- _Work required_: Reproduce all the material exactly, minus any pictures it holds.
-------------------------
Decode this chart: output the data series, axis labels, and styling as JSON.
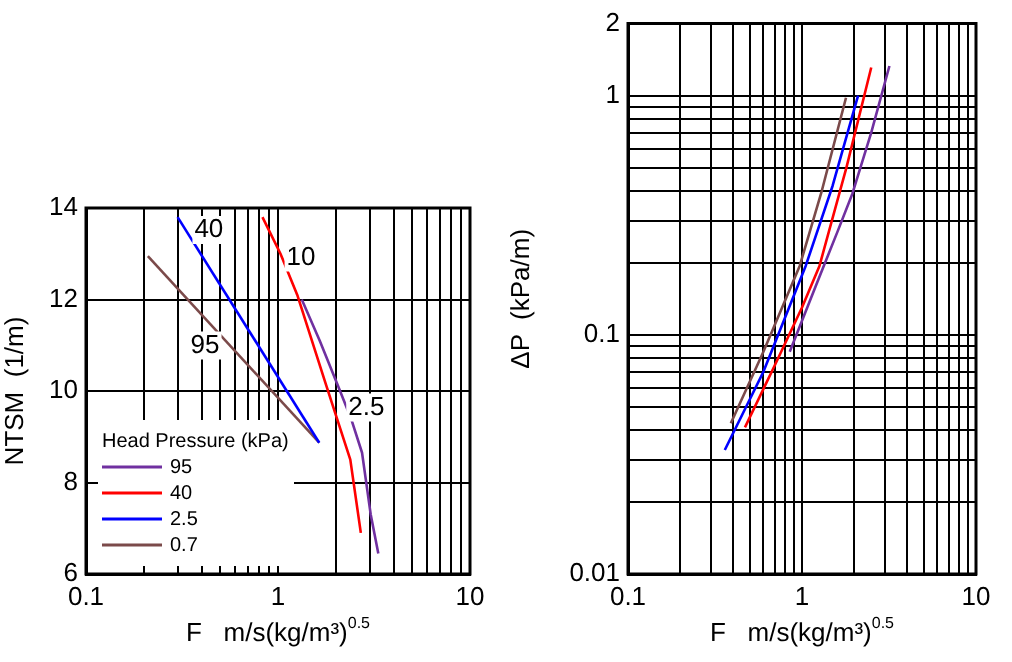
{
  "chart_data": [
    {
      "type": "line",
      "xlabel": "F   m/s(kg/m³)$^{0.5}$",
      "ylabel": "NTSM  (1/m)",
      "legend_title": "Head Pressure (kPa)",
      "legend": "bottom left",
      "log": "x",
      "grid": true,
      "xlim": [
        0.1,
        10
      ],
      "xticks": [
        0.1,
        {
          "value": 0.2,
          "label": null
        },
        {
          "value": 0.3,
          "label": null
        },
        {
          "value": 0.4,
          "label": null
        },
        {
          "value": 0.5,
          "label": null
        },
        {
          "value": 0.6,
          "label": null
        },
        {
          "value": 0.7,
          "label": null
        },
        {
          "value": 0.8,
          "label": null
        },
        {
          "value": 0.9,
          "label": null
        },
        1,
        {
          "value": 2,
          "label": null
        },
        {
          "value": 3,
          "label": null
        },
        {
          "value": 4,
          "label": null
        },
        {
          "value": 5,
          "label": null
        },
        {
          "value": 6,
          "label": null
        },
        {
          "value": 7,
          "label": null
        },
        {
          "value": 8,
          "label": null
        },
        {
          "value": 9,
          "label": null
        },
        10
      ],
      "ylim": [
        6,
        14
      ],
      "yticks": [
        6,
        8,
        10,
        12,
        14
      ],
      "series": [
        {
          "name": "95",
          "color": "#7030a0",
          "x": [
            1.33,
            1.65,
            2.06,
            2.4,
            2.74,
            3.04,
            3.33
          ],
          "values": [
            12.0,
            11.1,
            10.1,
            9.4,
            8.65,
            7.3,
            6.45
          ]
        },
        {
          "name": "40",
          "color": "#ff0000",
          "x": [
            0.83,
            1.03,
            1.26,
            1.79,
            2.38,
            2.7
          ],
          "values": [
            13.8,
            13.0,
            12.1,
            10.1,
            8.5,
            6.9
          ]
        },
        {
          "name": "2.5",
          "color": "#0000ff",
          "x": [
            0.3,
            1.64
          ],
          "values": [
            13.8,
            8.87
          ]
        },
        {
          "name": "0.7",
          "color": "#7b4a4a",
          "x": [
            0.21,
            1.64
          ],
          "values": [
            12.95,
            8.87
          ]
        }
      ],
      "annotations": [
        "40",
        "10",
        "95",
        "2.5"
      ]
    },
    {
      "type": "line",
      "xlabel": "F   m/s(kg/m³)$^{0.5}$",
      "ylabel": "ΔP  (kPa/m)",
      "log": "xy",
      "grid": true,
      "xlim": [
        0.1,
        10
      ],
      "xticks": [
        0.1,
        {
          "value": 0.2,
          "label": null
        },
        {
          "value": 0.3,
          "label": null
        },
        {
          "value": 0.4,
          "label": null
        },
        {
          "value": 0.5,
          "label": null
        },
        {
          "value": 0.6,
          "label": null
        },
        {
          "value": 0.7,
          "label": null
        },
        {
          "value": 0.8,
          "label": null
        },
        {
          "value": 0.9,
          "label": null
        },
        1,
        {
          "value": 2,
          "label": null
        },
        {
          "value": 3,
          "label": null
        },
        {
          "value": 4,
          "label": null
        },
        {
          "value": 5,
          "label": null
        },
        {
          "value": 6,
          "label": null
        },
        {
          "value": 7,
          "label": null
        },
        {
          "value": 8,
          "label": null
        },
        {
          "value": 9,
          "label": null
        },
        10
      ],
      "ylim": [
        0.01,
        2
      ],
      "yticks": [
        0.01,
        {
          "value": 0.02,
          "label": null
        },
        {
          "value": 0.03,
          "label": null
        },
        {
          "value": 0.04,
          "label": null
        },
        {
          "value": 0.05,
          "label": null
        },
        {
          "value": 0.06,
          "label": null
        },
        {
          "value": 0.07,
          "label": null
        },
        {
          "value": 0.08,
          "label": null
        },
        {
          "value": 0.09,
          "label": null
        },
        0.1,
        {
          "value": 0.2,
          "label": null
        },
        {
          "value": 0.3,
          "label": null
        },
        {
          "value": 0.4,
          "label": null
        },
        {
          "value": 0.5,
          "label": null
        },
        {
          "value": 0.6,
          "label": null
        },
        {
          "value": 0.7,
          "label": null
        },
        {
          "value": 0.8,
          "label": null
        },
        {
          "value": 0.9,
          "label": null
        },
        1,
        2
      ],
      "series": [
        {
          "color": "#7030a0",
          "x": [
            0.85,
            1.2,
            1.6,
            1.95,
            2.5,
            3.18
          ],
          "values": [
            0.085,
            0.16,
            0.27,
            0.39,
            0.7,
            1.33
          ]
        },
        {
          "color": "#ff0000",
          "x": [
            0.47,
            0.7,
            1.0,
            1.26,
            1.8,
            2.5
          ],
          "values": [
            0.041,
            0.075,
            0.13,
            0.194,
            0.5,
            1.31
          ]
        },
        {
          "color": "#0000ff",
          "x": [
            0.36,
            0.6,
            1.05,
            1.5,
            2.1
          ],
          "values": [
            0.033,
            0.07,
            0.194,
            0.42,
            1.0
          ]
        },
        {
          "color": "#7b4a4a",
          "x": [
            0.39,
            0.6,
            0.97,
            1.3,
            1.79
          ],
          "values": [
            0.0427,
            0.085,
            0.194,
            0.4,
            0.98
          ]
        }
      ]
    }
  ]
}
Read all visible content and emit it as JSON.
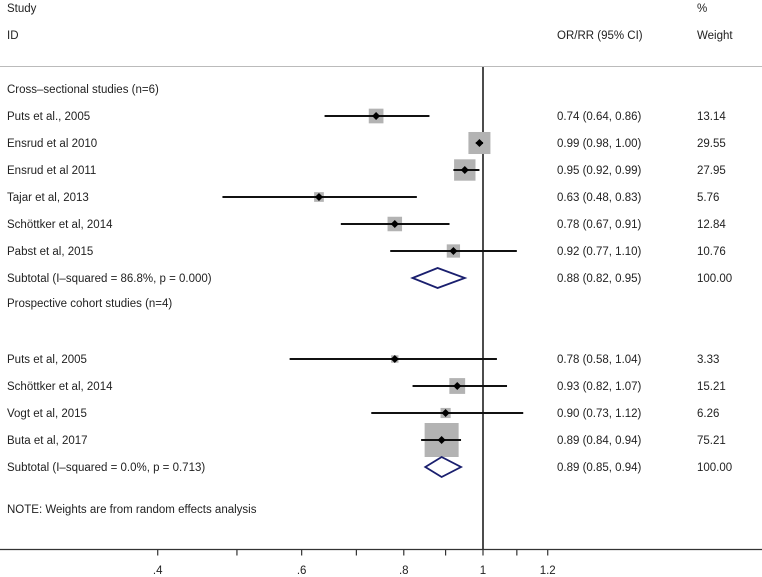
-------------------------
- _Output for this exercise_:
Decode this chart: output the data series, axis labels, and styling as JSON.
{
  "chart_data": [
    {
      "type": "line",
      "xlabel": "F   m/s(kg/m³)$^{0.5}$",
      "ylabel": "NTSM  (1/m)",
      "legend_title": "Head Pressure (kPa)",
      "legend": "bottom left",
      "log": "x",
      "grid": true,
      "xlim": [
        0.1,
        10
      ],
      "xticks": [
        0.1,
        {
          "value": 0.2,
          "label": null
        },
        {
          "value": 0.3,
          "label": null
        },
        {
          "value": 0.4,
          "label": null
        },
        {
          "value": 0.5,
          "label": null
        },
        {
          "value": 0.6,
          "label": null
        },
        {
          "value": 0.7,
          "label": null
        },
        {
          "value": 0.8,
          "label": null
        },
        {
          "value": 0.9,
          "label": null
        },
        1,
        {
          "value": 2,
          "label": null
        },
        {
          "value": 3,
          "label": null
        },
        {
          "value": 4,
          "label": null
        },
        {
          "value": 5,
          "label": null
        },
        {
          "value": 6,
          "label": null
        },
        {
          "value": 7,
          "label": null
        },
        {
          "value": 8,
          "label": null
        },
        {
          "value": 9,
          "label": null
        },
        10
      ],
      "ylim": [
        6,
        14
      ],
      "yticks": [
        6,
        8,
        10,
        12,
        14
      ],
      "series": [
        {
          "name": "95",
          "color": "#7030a0",
          "x": [
            1.33,
            1.65,
            2.06,
            2.4,
            2.74,
            3.04,
            3.33
          ],
          "values": [
            12.0,
            11.1,
            10.1,
            9.4,
            8.65,
            7.3,
            6.45
          ]
        },
        {
          "name": "40",
          "color": "#ff0000",
          "x": [
            0.83,
            1.03,
            1.26,
            1.79,
            2.38,
            2.7
          ],
          "values": [
            13.8,
            13.0,
            12.1,
            10.1,
            8.5,
            6.9
          ]
        },
        {
          "name": "2.5",
          "color": "#0000ff",
          "x": [
            0.3,
            1.64
          ],
          "values": [
            13.8,
            8.87
          ]
        },
        {
          "name": "0.7",
          "color": "#7b4a4a",
          "x": [
            0.21,
            1.64
          ],
          "values": [
            12.95,
            8.87
          ]
        }
      ],
      "annotations": [
        "40",
        "10",
        "95",
        "2.5"
      ]
    },
    {
      "type": "line",
      "xlabel": "F   m/s(kg/m³)$^{0.5}$",
      "ylabel": "ΔP  (kPa/m)",
      "log": "xy",
      "grid": true,
      "xlim": [
        0.1,
        10
      ],
      "xticks": [
        0.1,
        {
          "value": 0.2,
          "label": null
        },
        {
          "value": 0.3,
          "label": null
        },
        {
          "value": 0.4,
          "label": null
        },
        {
          "value": 0.5,
          "label": null
        },
        {
          "value": 0.6,
          "label": null
        },
        {
          "value": 0.7,
          "label": null
        },
        {
          "value": 0.8,
          "label": null
        },
        {
          "value": 0.9,
          "label": null
        },
        1,
        {
          "value": 2,
          "label": null
        },
        {
          "value": 3,
          "label": null
        },
        {
          "value": 4,
          "label": null
        },
        {
          "value": 5,
          "label": null
        },
        {
          "value": 6,
          "label": null
        },
        {
          "value": 7,
          "label": null
        },
        {
          "value": 8,
          "label": null
        },
        {
          "value": 9,
          "label": null
        },
        10
      ],
      "ylim": [
        0.01,
        2
      ],
      "yticks": [
        0.01,
        {
          "value": 0.02,
          "label": null
        },
        {
          "value": 0.03,
          "label": null
        },
        {
          "value": 0.04,
          "label": null
        },
        {
          "value": 0.05,
          "label": null
        },
        {
          "value": 0.06,
          "label": null
        },
        {
          "value": 0.07,
          "label": null
        },
        {
          "value": 0.08,
          "label": null
        },
        {
          "value": 0.09,
          "label": null
        },
        0.1,
        {
          "value": 0.2,
          "label": null
        },
        {
          "value": 0.3,
          "label": null
        },
        {
          "value": 0.4,
          "label": null
        },
        {
          "value": 0.5,
          "label": null
        },
        {
          "value": 0.6,
          "label": null
        },
        {
          "value": 0.7,
          "label": null
        },
        {
          "value": 0.8,
          "label": null
        },
        {
          "value": 0.9,
          "label": null
        },
        1,
        2
      ],
      "series": [
        {
          "color": "#7030a0",
          "x": [
            0.85,
            1.2,
            1.6,
            1.95,
            2.5,
            3.18
          ],
          "values": [
            0.085,
            0.16,
            0.27,
            0.39,
            0.7,
            1.33
          ]
        },
        {
          "color": "#ff0000",
          "x": [
            0.47,
            0.7,
            1.0,
            1.26,
            1.8,
            2.5
          ],
          "values": [
            0.041,
            0.075,
            0.13,
            0.194,
            0.5,
            1.31
          ]
        },
        {
          "color": "#0000ff",
          "x": [
            0.36,
            0.6,
            1.05,
            1.5,
            2.1
          ],
          "values": [
            0.033,
            0.07,
            0.194,
            0.42,
            1.0
          ]
        },
        {
          "color": "#7b4a4a",
          "x": [
            0.39,
            0.6,
            0.97,
            1.3,
            1.79
          ],
          "values": [
            0.0427,
            0.085,
            0.194,
            0.4,
            0.98
          ]
        }
      ]
    }
  ]
}
Read all visible content and emit it as JSON.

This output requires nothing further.